## Written instruction
Your task is to transcribe all of the records exactly and leave out the pictures.

## Excerpted data

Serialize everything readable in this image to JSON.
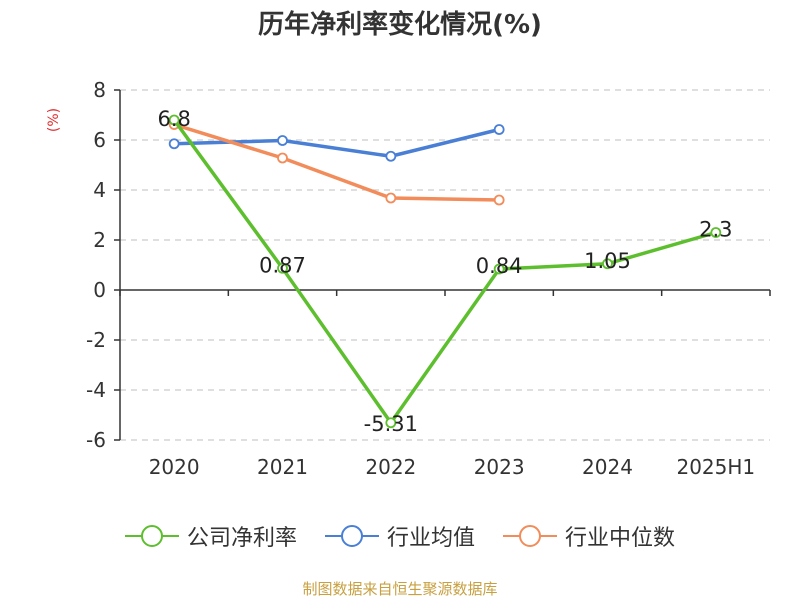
{
  "chart_data": {
    "type": "line",
    "title": "历年净利率变化情况(%)",
    "ylabel": "(%)",
    "categories": [
      "2020",
      "2021",
      "2022",
      "2023",
      "2024",
      "2025H1"
    ],
    "ylim": [
      -6,
      8
    ],
    "yticks": [
      8,
      6,
      4,
      2,
      0,
      -2,
      -4,
      -6
    ],
    "grid": true,
    "legend_position": "bottom",
    "series": [
      {
        "name": "公司净利率",
        "color": "#5dbf2e",
        "values": [
          6.8,
          0.87,
          -5.31,
          0.84,
          1.05,
          2.3
        ],
        "labels": [
          "6.8",
          "0.87",
          "-5.31",
          "0.84",
          "1.05",
          "2.3"
        ]
      },
      {
        "name": "行业均值",
        "color": "#4a7fd6",
        "values": [
          5.85,
          5.98,
          5.35,
          6.42,
          null,
          null
        ]
      },
      {
        "name": "行业中位数",
        "color": "#f28c5a",
        "values": [
          6.62,
          5.28,
          3.68,
          3.6,
          null,
          null
        ]
      }
    ]
  },
  "source": "制图数据来自恒生聚源数据库"
}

## Completed exercise
Serialize everything readable in this image to JSON.
{
  "chart_data": {
    "type": "line",
    "title": "历年净利率变化情况(%)",
    "ylabel": "(%)",
    "categories": [
      "2020",
      "2021",
      "2022",
      "2023",
      "2024",
      "2025H1"
    ],
    "ylim": [
      -6,
      8
    ],
    "yticks": [
      8,
      6,
      4,
      2,
      0,
      -2,
      -4,
      -6
    ],
    "grid": true,
    "legend_position": "bottom",
    "series": [
      {
        "name": "公司净利率",
        "color": "#5dbf2e",
        "values": [
          6.8,
          0.87,
          -5.31,
          0.84,
          1.05,
          2.3
        ],
        "labels": [
          "6.8",
          "0.87",
          "-5.31",
          "0.84",
          "1.05",
          "2.3"
        ]
      },
      {
        "name": "行业均值",
        "color": "#4a7fd6",
        "values": [
          5.85,
          5.98,
          5.35,
          6.42,
          null,
          null
        ]
      },
      {
        "name": "行业中位数",
        "color": "#f28c5a",
        "values": [
          6.62,
          5.28,
          3.68,
          3.6,
          null,
          null
        ]
      }
    ]
  },
  "source": "制图数据来自恒生聚源数据库"
}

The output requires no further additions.